Anda di halaman 1dari 18

PRESENTASI KASUS

Angina Ludwig

Pembimbing:

dr. Kote Noordhianta, Sp. THT-KL, M.KES

Penyusun:

Stella

2011.061.096

Kepaniteraan Klinik
Ilmu Kesehatan Telinga Hidung Tenggorok Kepala Leher
Fakultas Kedokteran Unika Atma Jaya Jakarta
RSUD Syamsudin, S.H., Sukabumi
Periode 6 Agustus 2012 08 September 2012

1
PRESENTASI KASUS

A. Identitas Pasien
Nama : Ny. P
Usia : 62 tahun
Pekerjaan : Ibu rumah tangga
Alamat : Bojongkembar, Cikembar, Kab. Sukabumi
Agama : Islam
Suku : Sunda
Tanggal masuk : Selasa, 21 Agustus 2012

B. Anamnesa
Dilakukan secara autoanamnesa dan alloanamnesa
Keluhan Utama : nyeri saat menelan sejak 4 hari SMRS
Keluhan Tambahan : leher membengkak, demam, ludah banyak dan kental,
nyeri dan bengkak pada rahang bawah, sulit berbicara

Riwayat Penyakit Sekarang :


Sejak 4 hari yang lalu, pasien mengaku tiba-tiba merasakan nyeri saat
menelan, terutama saat pasien makan dan minum. Semakin hari, nyeri yang
dirasakan semakin bertambah. Nyeri ini membuat pasien sulit menelan makanan
maupun minum. Nyeri dirasakan pada permulaan proses menelan. Pasien
mengaku leher pasien lama-kelamaan terasa makin membesar dan membengkak,
terasa sakit bila disentuh dan terasa hangat. Pasien mengeluh sulit untuk membuka
mulut, kedua pipi terasa kaku dan bengkak, lidah terasa sulit digerakkan sehingga
pasien mengalami kesulitan berbicara. Pasien mengeluh ludah banyak dan kental.
Pasien mengaku mulai merasa sesak, sulit bernafas bebas.
Di saat yang sama, pasien juga mengalami demam namun tidak diukur. Pasien
mengaku pernah berobat namun keluhan tidak berkurang. Menurut pasien,
sebelumnya pasien dalam keadaan yang sehat. Ini merupakan pertama kalinya
pasien mengalami gejala seperti ini.

Riwayat Penyakit Dahulu :


Riwayat darah tinggi
Riwayat sakit gigi berulang
Riwayat kencing manis disangkal

C. Pemeriksaan Fisik
Keadaan Umum : tampak sakit sedang
Kesadaran : compos mentis

2
Tekanan darah : 140/90 mmHg
Nadi : 84 kali/menit
Pernapasan : 20 kali/menit, tidak tampak retraksi cuping hidung
maupun penggunaan otot-otot napas tambahan
Suhu : 36.50C

Pemeriksaan Fisik THT

Telinga
Telinga Kanan
- Aurikula : normal
- Canalis akustikus eksternus: Hiperemis (-), edema (-), massa (-), laserasi (-), sekret
(-), serumen (+)
- Membran timpani : Intak, hiperemis (-), refleks cahaya (+)

Latihan Soal:
**a.** Berapa usia pasien yang disebutkan dalam presentasi kasus Angina Ludwig?
**b.** Terjemahkan kalimat "Ini merupakan pertama kalinya pasien mengalami gejala seperti ini." dari presentasi kasus Angina Ludwig ke dalam bahasa Inggris.
**c.** Sambung presentasi kasus Angina Ludwig mulai sesudah baris terakhirnya, yaitu pemeriksaan membran timpani telinga kanan.
Baris-baris data di bawah ini tidak perlu dipakai.

Cuplikan Data:
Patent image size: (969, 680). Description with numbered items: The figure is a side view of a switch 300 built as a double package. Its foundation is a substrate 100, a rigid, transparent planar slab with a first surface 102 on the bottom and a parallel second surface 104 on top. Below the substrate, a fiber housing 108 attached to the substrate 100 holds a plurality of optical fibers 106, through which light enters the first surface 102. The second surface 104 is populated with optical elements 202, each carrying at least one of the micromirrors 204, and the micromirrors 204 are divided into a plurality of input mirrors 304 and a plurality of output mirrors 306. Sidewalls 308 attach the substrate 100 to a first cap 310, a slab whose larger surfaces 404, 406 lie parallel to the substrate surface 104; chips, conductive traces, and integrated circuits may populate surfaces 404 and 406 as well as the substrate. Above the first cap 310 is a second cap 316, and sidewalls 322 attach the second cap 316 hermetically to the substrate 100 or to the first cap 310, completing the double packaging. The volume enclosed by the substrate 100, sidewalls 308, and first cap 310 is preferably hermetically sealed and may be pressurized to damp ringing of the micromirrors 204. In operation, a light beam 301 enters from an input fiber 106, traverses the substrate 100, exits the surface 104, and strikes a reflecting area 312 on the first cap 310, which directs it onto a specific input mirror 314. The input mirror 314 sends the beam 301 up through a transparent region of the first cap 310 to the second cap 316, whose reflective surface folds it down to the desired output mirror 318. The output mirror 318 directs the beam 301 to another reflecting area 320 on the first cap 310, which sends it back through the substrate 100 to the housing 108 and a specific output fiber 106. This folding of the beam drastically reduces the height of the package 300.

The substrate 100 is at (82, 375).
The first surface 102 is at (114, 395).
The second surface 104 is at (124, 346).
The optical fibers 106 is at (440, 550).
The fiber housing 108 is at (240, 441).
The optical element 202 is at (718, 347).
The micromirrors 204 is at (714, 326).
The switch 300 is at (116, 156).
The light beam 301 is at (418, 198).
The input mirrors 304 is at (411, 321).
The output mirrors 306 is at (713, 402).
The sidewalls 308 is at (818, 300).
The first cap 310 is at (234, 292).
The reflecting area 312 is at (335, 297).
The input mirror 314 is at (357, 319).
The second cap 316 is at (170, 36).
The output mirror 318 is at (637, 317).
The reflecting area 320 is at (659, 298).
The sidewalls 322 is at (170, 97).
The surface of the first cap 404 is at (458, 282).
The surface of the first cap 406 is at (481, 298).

Jawaban Latihan:
**a.** 62 tahun.

**b.** This is the first time the patient has experienced symptoms like these.

**c.**
Telinga Kiri
- Aurikula : normal
- Canalis akustikus eksternus: Hiperemis (-), edema (-), massa (-), laserasi (-), sekret
(-), serumen (+)
- Membran timpani : Intak, hiperemis (-), refleks cahaya (+)

Cavum Nasi
Cavum Nasi Dextra
- Membran mukosa : Hiperemis (-), edema (-), sekret (-), konka inferior eutrofi,
massa (-), laserasi (-), krusta ()
- Pasase udara : normal
Cavum Nasi Sinistra
- Membran mukosa: Hiperemis (-), edema (-), sekret (-), konka inferior eutrofi,
massa (-), laserasi (-), krusta ()
- Pasase udara : normal

Orofaring
- Pembukaan mulut : maksimal 2.5 cm
- Hipersalivasi : (+)
- Lain-lain : sulit dinilai

Leher: tampak daerah swelling pada daerah submandibula baik kiri maupun
kanan, daerah submental dan sublingual, hiperemis (+), keras, hangat
(+), nyeri tekan (+), fluktuasi (+)

Maksilofasialis: simetris

Pemeriksaan Penunjang
Darah Rutin
21 Agustus 2012 di IGD
Hemoglobin : 13.1 gr/dL
Hematokrit : 35.9 %
Leukosit : 7.300 /uL
3
Trombosit : 244.000 /uL
GDS : 462 mg/dl

D. Diagnosis
Angina Ludwig

E. Diagnosis Banding
- Abses submandibula

F. Saran Pemeriksaan
- Soft tissue leher AP/lateral

G. Tatalaksana
Rawat dalam bangsal
IVFD RL dengan Humulin 8 U 20 tpm
Pasang NGT tertutup
Intake cair TKTP 6 x 250 cc via NGT
Ceftriaxone 2 x 1 gr IV
Ketorolac 2 x 30 mg IV
Ranitidine 3 x 25 mg IV
Metformin 3 x 500 mg PO
Captopril 3 x 12.5 mg PO

H. Resume
Pasien wanita, 62 tahun, dating dengan keluhan odinofagia, disfagia, swelling
pada leher pasien, nyeri bila disentuh dan terasa hangat, trismus, lidah terasa sulit
digerakkan sehingga pasien mengalami kesulitan berbicara, hipersalivasi, demam.
Pasien mengaku mulai merasa sesak. Disfagia baik makanan padat mapun cair dan
pada awal proses menelan. Keluhan serupa sebelumnya disangkal. Riwayat darah
tinggi diakui, riwayat sakit gigi berulang diakui, riwayat kencing manis disangkal.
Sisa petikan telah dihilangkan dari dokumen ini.